### Extracted data entries
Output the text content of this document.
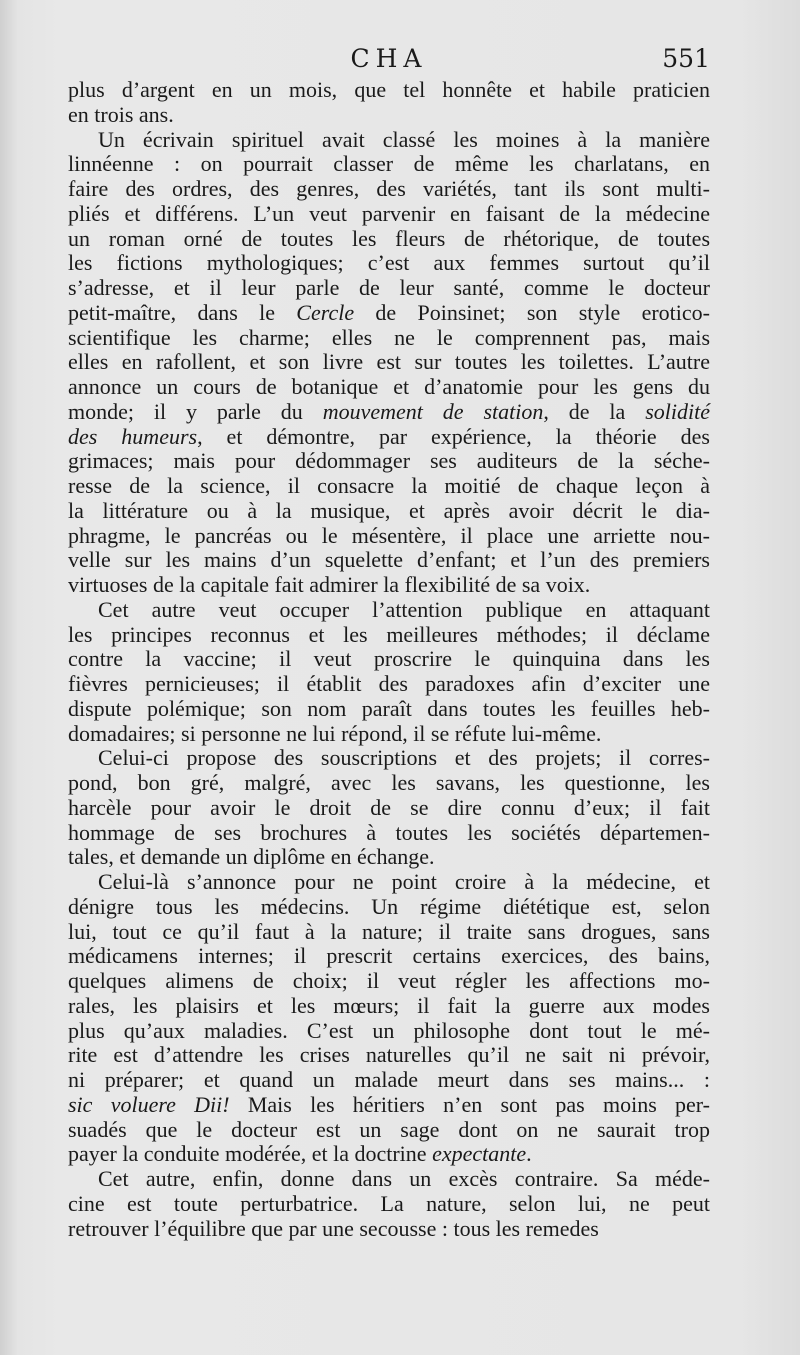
CHA	551

plus d’argent en un mois, que tel honnête et habile praticien
en trois ans.

Un écrivain spirituel avait classé les moines à la manière
linnéenne : on pourrait classer de même les charlatans, en
faire des ordres, des genres, des variétés, tant ils sont multi-
pliés et différens. L’un veut parvenir en faisant de la médecine
un roman orné de toutes les fleurs de rhétorique, de toutes
les fictions mythologiques; c’est aux femmes surtout qu’il
s’adresse, et il leur parle de leur santé, comme le docteur
petit-maître, dans le Cercle de Poinsinet; son style erotico-
scientifique les charme; elles ne le comprennent pas, mais
elles en rafollent, et son livre est sur toutes les toilettes. L’autre
annonce un cours de botanique et d’anatomie pour les gens du
monde; il y parle du mouvement de station, de la solidité
des humeurs, et démontre, par expérience, la théorie des
grimaces; mais pour dédommager ses auditeurs de la séche-
resse de la science, il consacre la moitié de chaque leçon à
la littérature ou à la musique, et après avoir décrit le dia-
phragme, le pancréas ou le mésentère, il place une arriette nou-
velle sur les mains d’un squelette d’enfant; et l’un des premiers
virtuoses de la capitale fait admirer la flexibilité de sa voix.

Cet autre veut occuper l’attention publique en attaquant
les principes reconnus et les meilleures méthodes; il déclame
contre la vaccine; il veut proscrire le quinquina dans les
fièvres pernicieuses; il établit des paradoxes afin d’exciter une
dispute polémique; son nom paraît dans toutes les feuilles heb-
domadaires; si personne ne lui répond, il se réfute lui-même.

Celui-ci propose des souscriptions et des projets; il corres-
pond, bon gré, malgré, avec les savans, les questionne, les
harcèle pour avoir le droit de se dire connu d’eux; il fait
hommage de ses brochures à toutes les sociétés départemen-
tales, et demande un diplôme en échange.

Celui-là s’annonce pour ne point croire à la médecine, et
dénigre tous les médecins. Un régime diététique est, selon
lui, tout ce qu’il faut à la nature; il traite sans drogues, sans
médicamens internes; il prescrit certains exercices, des bains,
quelques alimens de choix; il veut régler les affections mo-
rales, les plaisirs et les mœurs; il fait la guerre aux modes
plus qu’aux maladies. C’est un philosophe dont tout le mé-
rite est d’attendre les crises naturelles qu’il ne sait ni prévoir,
ni préparer; et quand un malade meurt dans ses mains... :
sic voluere Dii! Mais les héritiers n’en sont pas moins per-
suadés que le docteur est un sage dont on ne saurait trop
payer la conduite modérée, et la doctrine expectante.

Cet autre, enfin, donne dans un excès contraire. Sa méde-
cine est toute perturbatrice. La nature, selon lui, ne peut
retrouver l’équilibre que par une secousse : tous les remedes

### What is asked
Nothing but the pictures may be dropped; output the records above exactly.

### Full solution
Output the text content of this document.
CHA	551

plus d’argent en un mois, que tel honnête et habile praticien
en trois ans.

Un écrivain spirituel avait classé les moines à la manière
linnéenne : on pourrait classer de même les charlatans, en
faire des ordres, des genres, des variétés, tant ils sont multi-
pliés et différens. L’un veut parvenir en faisant de la médecine
un roman orné de toutes les fleurs de rhétorique, de toutes
les fictions mythologiques; c’est aux femmes surtout qu’il
s’adresse, et il leur parle de leur santé, comme le docteur
petit-maître, dans le Cercle de Poinsinet; son style erotico-
scientifique les charme; elles ne le comprennent pas, mais
elles en rafollent, et son livre est sur toutes les toilettes. L’autre
annonce un cours de botanique et d’anatomie pour les gens du
monde; il y parle du mouvement de station, de la solidité
des humeurs, et démontre, par expérience, la théorie des
grimaces; mais pour dédommager ses auditeurs de la séche-
resse de la science, il consacre la moitié de chaque leçon à
la littérature ou à la musique, et après avoir décrit le dia-
phragme, le pancréas ou le mésentère, il place une arriette nou-
velle sur les mains d’un squelette d’enfant; et l’un des premiers
virtuoses de la capitale fait admirer la flexibilité de sa voix.

Cet autre veut occuper l’attention publique en attaquant
les principes reconnus et les meilleures méthodes; il déclame
contre la vaccine; il veut proscrire le quinquina dans les
fièvres pernicieuses; il établit des paradoxes afin d’exciter une
dispute polémique; son nom paraît dans toutes les feuilles heb-
domadaires; si personne ne lui répond, il se réfute lui-même.

Celui-ci propose des souscriptions et des projets; il corres-
pond, bon gré, malgré, avec les savans, les questionne, les
harcèle pour avoir le droit de se dire connu d’eux; il fait
hommage de ses brochures à toutes les sociétés départemen-
tales, et demande un diplôme en échange.

Celui-là s’annonce pour ne point croire à la médecine, et
dénigre tous les médecins. Un régime diététique est, selon
lui, tout ce qu’il faut à la nature; il traite sans drogues, sans
médicamens internes; il prescrit certains exercices, des bains,
quelques alimens de choix; il veut régler les affections mo-
rales, les plaisirs et les mœurs; il fait la guerre aux modes
plus qu’aux maladies. C’est un philosophe dont tout le mé-
rite est d’attendre les crises naturelles qu’il ne sait ni prévoir,
ni préparer; et quand un malade meurt dans ses mains... :
sic voluere Dii! Mais les héritiers n’en sont pas moins per-
suadés que le docteur est un sage dont on ne saurait trop
payer la conduite modérée, et la doctrine expectante.

Cet autre, enfin, donne dans un excès contraire. Sa méde-
cine est toute perturbatrice. La nature, selon lui, ne peut
retrouver l’équilibre que par une secousse : tous les remedes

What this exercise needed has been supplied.